## TASK INSTRUCTIONS
Would you repeat the listing exactly but omit every picture?

## DATA

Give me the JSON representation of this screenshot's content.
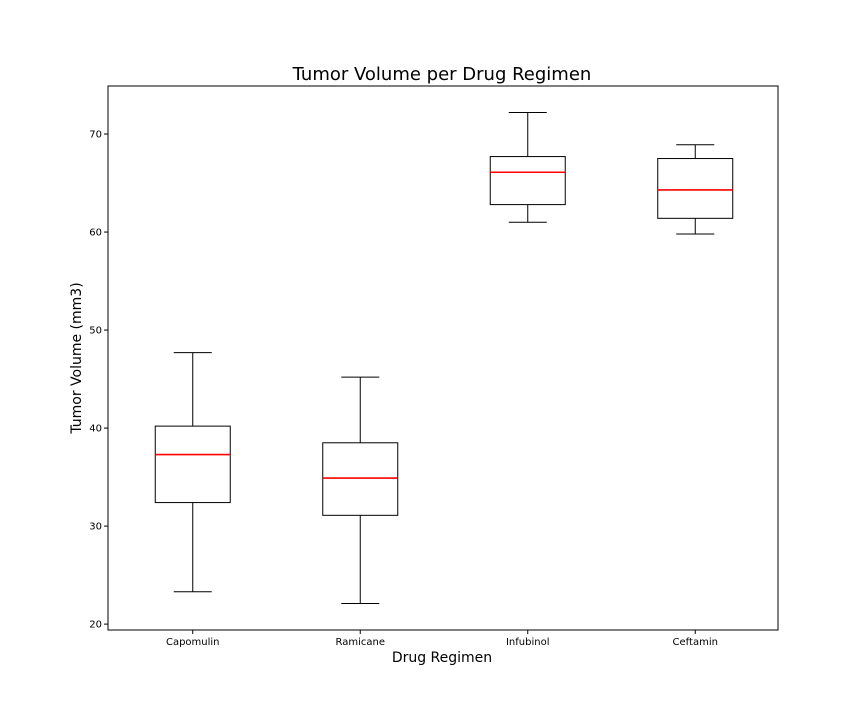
{
  "chart_data": {
    "type": "box",
    "title": "Tumor Volume per Drug Regimen",
    "xlabel": "Drug Regimen",
    "ylabel": "Tumor Volume (mm3)",
    "ylim": [
      19.4,
      74.9
    ],
    "yticks": [
      20,
      30,
      40,
      50,
      60,
      70
    ],
    "ytick_labels": [
      "20",
      "30",
      "40",
      "50",
      "60",
      "70"
    ],
    "categories": [
      "Capomulin",
      "Ramicane",
      "Infubinol",
      "Ceftamin"
    ],
    "boxes": [
      {
        "name": "Capomulin",
        "whisker_low": 23.3,
        "q1": 32.4,
        "median": 37.3,
        "q3": 40.2,
        "whisker_high": 47.7
      },
      {
        "name": "Ramicane",
        "whisker_low": 22.1,
        "q1": 31.1,
        "median": 34.9,
        "q3": 38.5,
        "whisker_high": 45.2
      },
      {
        "name": "Infubinol",
        "whisker_low": 61.0,
        "q1": 62.8,
        "median": 66.1,
        "q3": 67.7,
        "whisker_high": 72.2
      },
      {
        "name": "Ceftamin",
        "whisker_low": 59.8,
        "q1": 61.4,
        "median": 64.3,
        "q3": 67.5,
        "whisker_high": 68.9
      }
    ],
    "grid": false,
    "colors": {
      "box": "#000000",
      "median": "#ff0000",
      "frame": "#000000",
      "background": "#ffffff"
    }
  }
}
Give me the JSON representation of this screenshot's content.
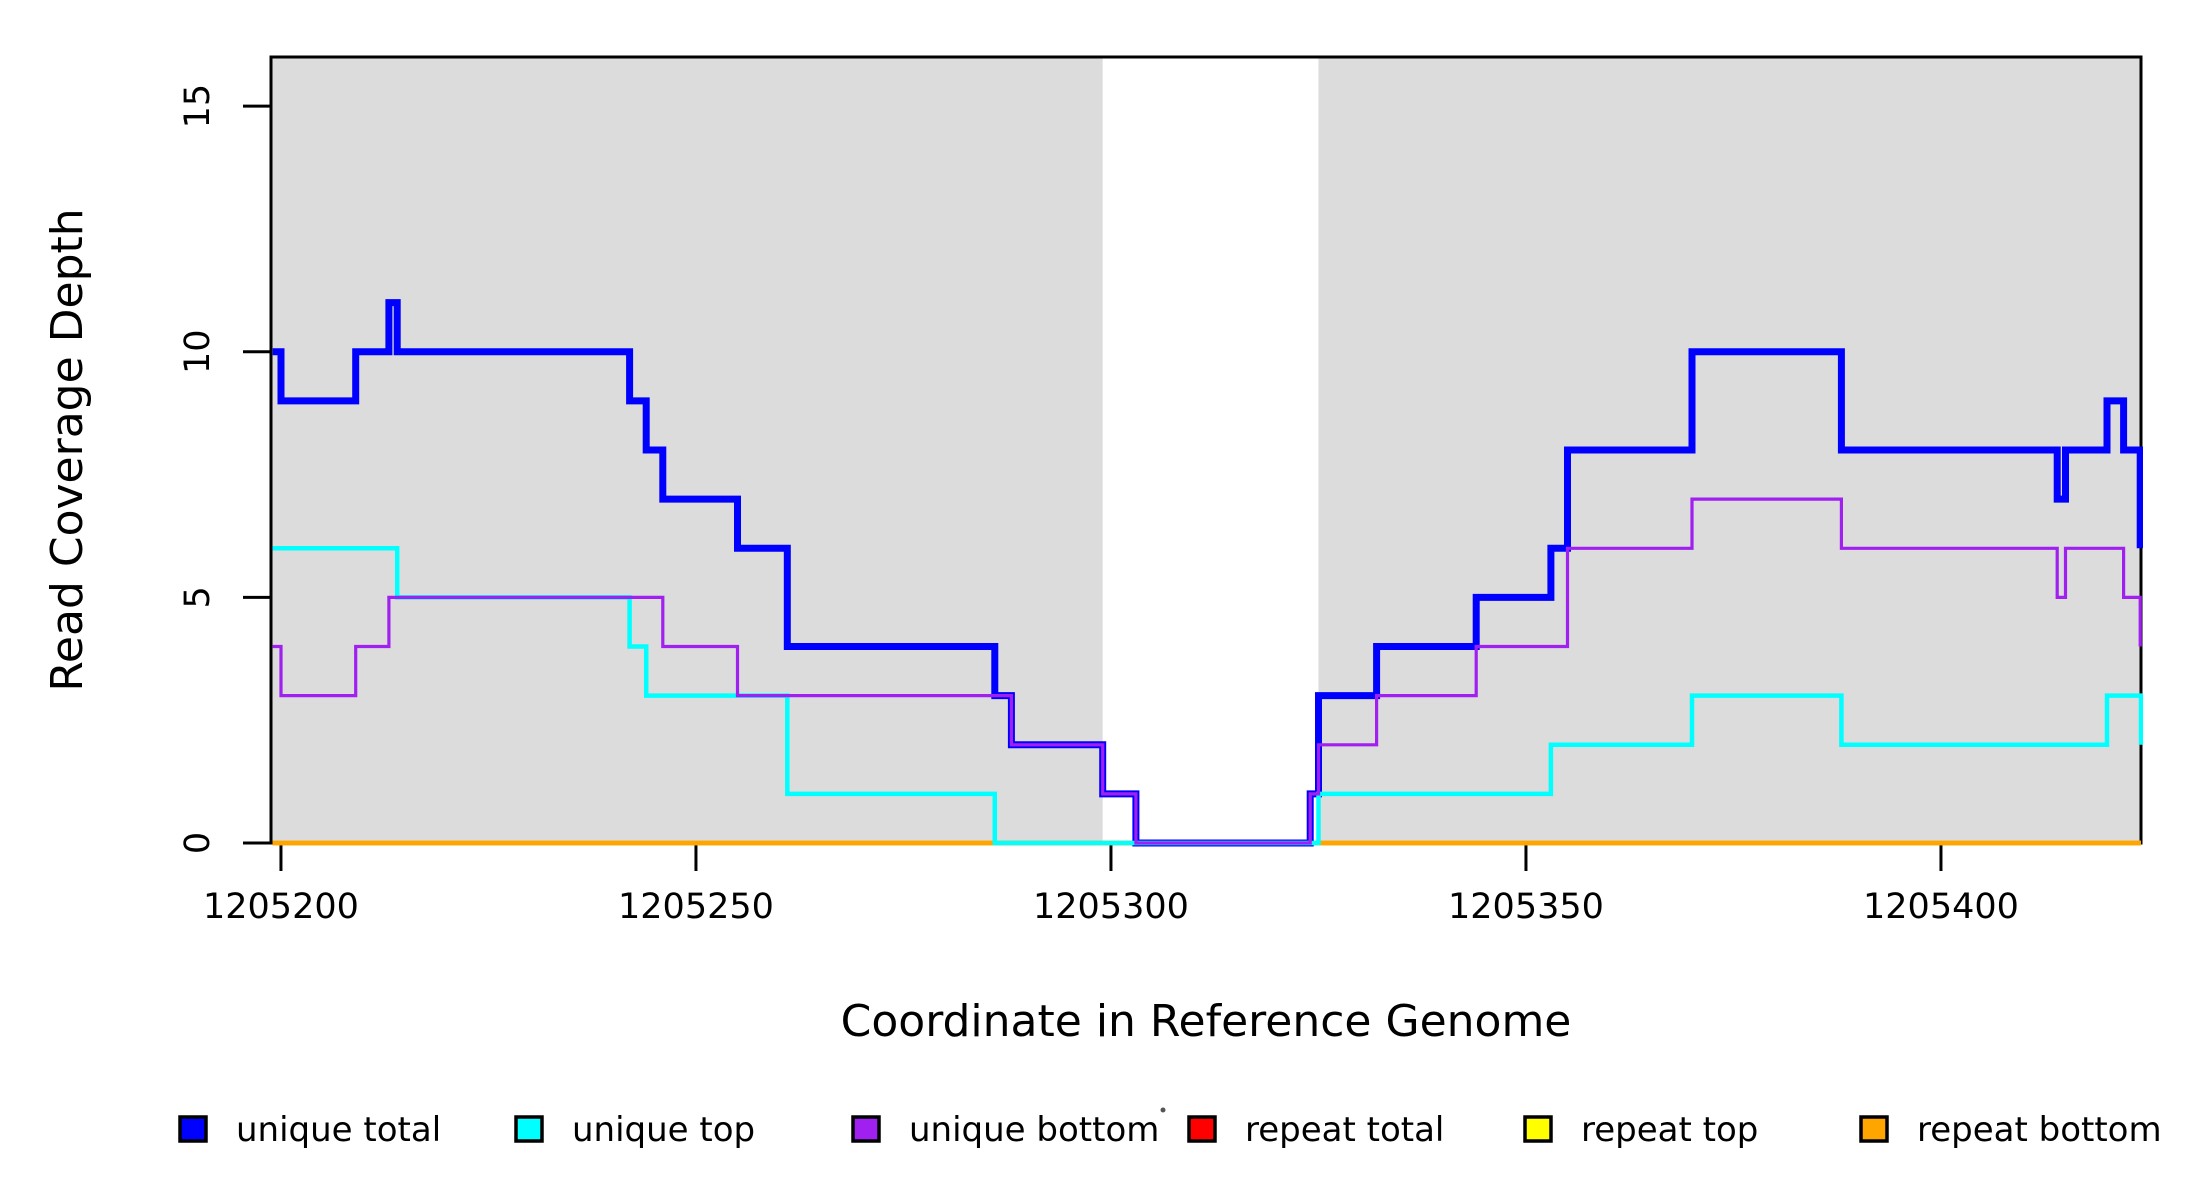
{
  "figure": {
    "x_axis": {
      "label": "Coordinate in Reference Genome",
      "ticks": [
        1205200,
        1205250,
        1205300,
        1205350,
        1205400
      ]
    },
    "y_axis": {
      "label": "Read Coverage Depth",
      "ticks": [
        0,
        5,
        10,
        15
      ]
    },
    "legend": [
      {
        "label": "unique total",
        "color": "#0000FF"
      },
      {
        "label": "unique top",
        "color": "#00FFFF"
      },
      {
        "label": "unique bottom",
        "color": "#A020F0"
      },
      {
        "label": "repeat total",
        "color": "#FF0000"
      },
      {
        "label": "repeat top",
        "color": "#FFFF00"
      },
      {
        "label": "repeat bottom",
        "color": "#FFA500"
      }
    ]
  },
  "chart_data": {
    "type": "line",
    "subtype": "step-after",
    "title": "",
    "xlabel": "Coordinate in Reference Genome",
    "ylabel": "Read Coverage Depth",
    "x_range_visible": [
      1205198.8,
      1205424.1
    ],
    "ylim": [
      0,
      16
    ],
    "x_ticks": [
      1205200,
      1205250,
      1205300,
      1205350,
      1205400
    ],
    "y_ticks": [
      0,
      5,
      10,
      15
    ],
    "grid": false,
    "legend_position": "bottom",
    "shaded_regions": [
      {
        "name": "covered-segment-left",
        "x_start": 1205198.8,
        "x_end": 1205299.0,
        "color": "#DCDCDC"
      },
      {
        "name": "covered-segment-right",
        "x_start": 1205325.0,
        "x_end": 1205424.1,
        "color": "#DCDCDC"
      }
    ],
    "series": [
      {
        "name": "repeat total",
        "color": "#FF0000",
        "width": 4.5,
        "points": [
          [
            1205199,
            0
          ],
          [
            1205424.1,
            0
          ]
        ]
      },
      {
        "name": "repeat top",
        "color": "#FFFF00",
        "width": 4.5,
        "points": [
          [
            1205199,
            0
          ],
          [
            1205424.1,
            0
          ]
        ]
      },
      {
        "name": "repeat bottom",
        "color": "#FFA500",
        "width": 4.5,
        "points": [
          [
            1205199,
            0
          ],
          [
            1205424.1,
            0
          ]
        ]
      },
      {
        "name": "unique total",
        "color": "#0000FF",
        "width": 7,
        "points": [
          [
            1205199,
            10
          ],
          [
            1205200,
            9
          ],
          [
            1205209,
            10
          ],
          [
            1205213,
            11
          ],
          [
            1205214,
            10
          ],
          [
            1205242,
            9
          ],
          [
            1205244,
            8
          ],
          [
            1205246,
            7
          ],
          [
            1205255,
            6
          ],
          [
            1205261,
            4
          ],
          [
            1205286,
            3
          ],
          [
            1205288,
            2
          ],
          [
            1205299,
            1
          ],
          [
            1205303,
            0
          ],
          [
            1205324,
            1
          ],
          [
            1205325,
            3
          ],
          [
            1205332,
            4
          ],
          [
            1205344,
            5
          ],
          [
            1205353,
            6
          ],
          [
            1205355,
            8
          ],
          [
            1205370,
            10
          ],
          [
            1205388,
            8
          ],
          [
            1205414,
            7
          ],
          [
            1205415,
            8
          ],
          [
            1205420,
            9
          ],
          [
            1205422,
            8
          ],
          [
            1205424,
            6
          ]
        ]
      },
      {
        "name": "unique top",
        "color": "#00FFFF",
        "width": 4.5,
        "points": [
          [
            1205199,
            6
          ],
          [
            1205214,
            5
          ],
          [
            1205242,
            4
          ],
          [
            1205244,
            3
          ],
          [
            1205261,
            1
          ],
          [
            1205286,
            0
          ],
          [
            1205325,
            1
          ],
          [
            1205353,
            2
          ],
          [
            1205370,
            3
          ],
          [
            1205388,
            2
          ],
          [
            1205420,
            3
          ],
          [
            1205424.1,
            2
          ]
        ]
      },
      {
        "name": "unique bottom",
        "color": "#A020F0",
        "width": 3.2,
        "points": [
          [
            1205199,
            4
          ],
          [
            1205200,
            3
          ],
          [
            1205209,
            4
          ],
          [
            1205213,
            5
          ],
          [
            1205246,
            4
          ],
          [
            1205255,
            3
          ],
          [
            1205288,
            2
          ],
          [
            1205299,
            1
          ],
          [
            1205303,
            0
          ],
          [
            1205324,
            1
          ],
          [
            1205325,
            2
          ],
          [
            1205332,
            3
          ],
          [
            1205344,
            4
          ],
          [
            1205355,
            6
          ],
          [
            1205370,
            7
          ],
          [
            1205388,
            6
          ],
          [
            1205414,
            5
          ],
          [
            1205415,
            6
          ],
          [
            1205422,
            5
          ],
          [
            1205424,
            4
          ]
        ]
      }
    ]
  }
}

## ANSWER AREA
Give me the JSON representation of this screenshot's content.
{
  "chart_data": {
    "type": "box",
    "title": "Tumor Volume per Drug Regimen",
    "xlabel": "Drug Regimen",
    "ylabel": "Tumor Volume (mm3)",
    "ylim": [
      19.4,
      74.9
    ],
    "yticks": [
      20,
      30,
      40,
      50,
      60,
      70
    ],
    "ytick_labels": [
      "20",
      "30",
      "40",
      "50",
      "60",
      "70"
    ],
    "categories": [
      "Capomulin",
      "Ramicane",
      "Infubinol",
      "Ceftamin"
    ],
    "boxes": [
      {
        "name": "Capomulin",
        "whisker_low": 23.3,
        "q1": 32.4,
        "median": 37.3,
        "q3": 40.2,
        "whisker_high": 47.7
      },
      {
        "name": "Ramicane",
        "whisker_low": 22.1,
        "q1": 31.1,
        "median": 34.9,
        "q3": 38.5,
        "whisker_high": 45.2
      },
      {
        "name": "Infubinol",
        "whisker_low": 61.0,
        "q1": 62.8,
        "median": 66.1,
        "q3": 67.7,
        "whisker_high": 72.2
      },
      {
        "name": "Ceftamin",
        "whisker_low": 59.8,
        "q1": 61.4,
        "median": 64.3,
        "q3": 67.5,
        "whisker_high": 68.9
      }
    ],
    "grid": false,
    "colors": {
      "box": "#000000",
      "median": "#ff0000",
      "frame": "#000000",
      "background": "#ffffff"
    }
  }
}
Give me the JSON representation of this screenshot's content.
{
  "figure": {
    "x_axis": {
      "label": "Coordinate in Reference Genome",
      "ticks": [
        1205200,
        1205250,
        1205300,
        1205350,
        1205400
      ]
    },
    "y_axis": {
      "label": "Read Coverage Depth",
      "ticks": [
        0,
        5,
        10,
        15
      ]
    },
    "legend": [
      {
        "label": "unique total",
        "color": "#0000FF"
      },
      {
        "label": "unique top",
        "color": "#00FFFF"
      },
      {
        "label": "unique bottom",
        "color": "#A020F0"
      },
      {
        "label": "repeat total",
        "color": "#FF0000"
      },
      {
        "label": "repeat top",
        "color": "#FFFF00"
      },
      {
        "label": "repeat bottom",
        "color": "#FFA500"
      }
    ]
  },
  "chart_data": {
    "type": "line",
    "subtype": "step-after",
    "title": "",
    "xlabel": "Coordinate in Reference Genome",
    "ylabel": "Read Coverage Depth",
    "x_range_visible": [
      1205198.8,
      1205424.1
    ],
    "ylim": [
      0,
      16
    ],
    "x_ticks": [
      1205200,
      1205250,
      1205300,
      1205350,
      1205400
    ],
    "y_ticks": [
      0,
      5,
      10,
      15
    ],
    "grid": false,
    "legend_position": "bottom",
    "shaded_regions": [
      {
        "name": "covered-segment-left",
        "x_start": 1205198.8,
        "x_end": 1205299.0,
        "color": "#DCDCDC"
      },
      {
        "name": "covered-segment-right",
        "x_start": 1205325.0,
        "x_end": 1205424.1,
        "color": "#DCDCDC"
      }
    ],
    "series": [
      {
        "name": "repeat total",
        "color": "#FF0000",
        "width": 4.5,
        "points": [
          [
            1205199,
            0
          ],
          [
            1205424.1,
            0
          ]
        ]
      },
      {
        "name": "repeat top",
        "color": "#FFFF00",
        "width": 4.5,
        "points": [
          [
            1205199,
            0
          ],
          [
            1205424.1,
            0
          ]
        ]
      },
      {
        "name": "repeat bottom",
        "color": "#FFA500",
        "width": 4.5,
        "points": [
          [
            1205199,
            0
          ],
          [
            1205424.1,
            0
          ]
        ]
      },
      {
        "name": "unique total",
        "color": "#0000FF",
        "width": 7,
        "points": [
          [
            1205199,
            10
          ],
          [
            1205200,
            9
          ],
          [
            1205209,
            10
          ],
          [
            1205213,
            11
          ],
          [
            1205214,
            10
          ],
          [
            1205242,
            9
          ],
          [
            1205244,
            8
          ],
          [
            1205246,
            7
          ],
          [
            1205255,
            6
          ],
          [
            1205261,
            4
          ],
          [
            1205286,
            3
          ],
          [
            1205288,
            2
          ],
          [
            1205299,
            1
          ],
          [
            1205303,
            0
          ],
          [
            1205324,
            1
          ],
          [
            1205325,
            3
          ],
          [
            1205332,
            4
          ],
          [
            1205344,
            5
          ],
          [
            1205353,
            6
          ],
          [
            1205355,
            8
          ],
          [
            1205370,
            10
          ],
          [
            1205388,
            8
          ],
          [
            1205414,
            7
          ],
          [
            1205415,
            8
          ],
          [
            1205420,
            9
          ],
          [
            1205422,
            8
          ],
          [
            1205424,
            6
          ]
        ]
      },
      {
        "name": "unique top",
        "color": "#00FFFF",
        "width": 4.5,
        "points": [
          [
            1205199,
            6
          ],
          [
            1205214,
            5
          ],
          [
            1205242,
            4
          ],
          [
            1205244,
            3
          ],
          [
            1205261,
            1
          ],
          [
            1205286,
            0
          ],
          [
            1205325,
            1
          ],
          [
            1205353,
            2
          ],
          [
            1205370,
            3
          ],
          [
            1205388,
            2
          ],
          [
            1205420,
            3
          ],
          [
            1205424.1,
            2
          ]
        ]
      },
      {
        "name": "unique bottom",
        "color": "#A020F0",
        "width": 3.2,
        "points": [
          [
            1205199,
            4
          ],
          [
            1205200,
            3
          ],
          [
            1205209,
            4
          ],
          [
            1205213,
            5
          ],
          [
            1205246,
            4
          ],
          [
            1205255,
            3
          ],
          [
            1205288,
            2
          ],
          [
            1205299,
            1
          ],
          [
            1205303,
            0
          ],
          [
            1205324,
            1
          ],
          [
            1205325,
            2
          ],
          [
            1205332,
            3
          ],
          [
            1205344,
            4
          ],
          [
            1205355,
            6
          ],
          [
            1205370,
            7
          ],
          [
            1205388,
            6
          ],
          [
            1205414,
            5
          ],
          [
            1205415,
            6
          ],
          [
            1205422,
            5
          ],
          [
            1205424,
            4
          ]
        ]
      }
    ]
  }
}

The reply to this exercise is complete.